Requirement>
Report only the number of lines in the entries below that hold the word "vidyo".

(Component data from apps and pages)
____

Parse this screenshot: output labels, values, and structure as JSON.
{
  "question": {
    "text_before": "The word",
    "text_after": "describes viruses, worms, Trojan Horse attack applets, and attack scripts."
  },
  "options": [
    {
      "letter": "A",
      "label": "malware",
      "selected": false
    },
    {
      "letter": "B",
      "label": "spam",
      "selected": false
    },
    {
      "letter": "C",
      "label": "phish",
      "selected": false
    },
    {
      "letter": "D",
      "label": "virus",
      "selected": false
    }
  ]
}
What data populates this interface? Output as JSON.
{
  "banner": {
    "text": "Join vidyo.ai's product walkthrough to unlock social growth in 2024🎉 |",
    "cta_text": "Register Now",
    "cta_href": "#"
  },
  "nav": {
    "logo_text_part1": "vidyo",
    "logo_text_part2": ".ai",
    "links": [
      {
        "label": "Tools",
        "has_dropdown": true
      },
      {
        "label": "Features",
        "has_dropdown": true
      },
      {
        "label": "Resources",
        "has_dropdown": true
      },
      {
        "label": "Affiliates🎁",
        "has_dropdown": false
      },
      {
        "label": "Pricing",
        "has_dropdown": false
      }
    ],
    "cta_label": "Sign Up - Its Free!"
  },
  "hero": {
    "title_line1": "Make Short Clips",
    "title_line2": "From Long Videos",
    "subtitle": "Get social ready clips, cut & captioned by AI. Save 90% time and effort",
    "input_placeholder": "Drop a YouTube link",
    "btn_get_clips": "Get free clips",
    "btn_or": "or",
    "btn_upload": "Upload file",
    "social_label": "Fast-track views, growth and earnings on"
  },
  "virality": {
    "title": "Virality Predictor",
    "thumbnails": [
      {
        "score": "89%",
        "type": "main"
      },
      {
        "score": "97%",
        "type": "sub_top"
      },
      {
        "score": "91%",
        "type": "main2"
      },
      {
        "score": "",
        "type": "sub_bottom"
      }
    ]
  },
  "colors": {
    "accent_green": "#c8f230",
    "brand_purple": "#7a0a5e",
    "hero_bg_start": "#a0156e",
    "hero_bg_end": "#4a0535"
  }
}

____

Answer box>
2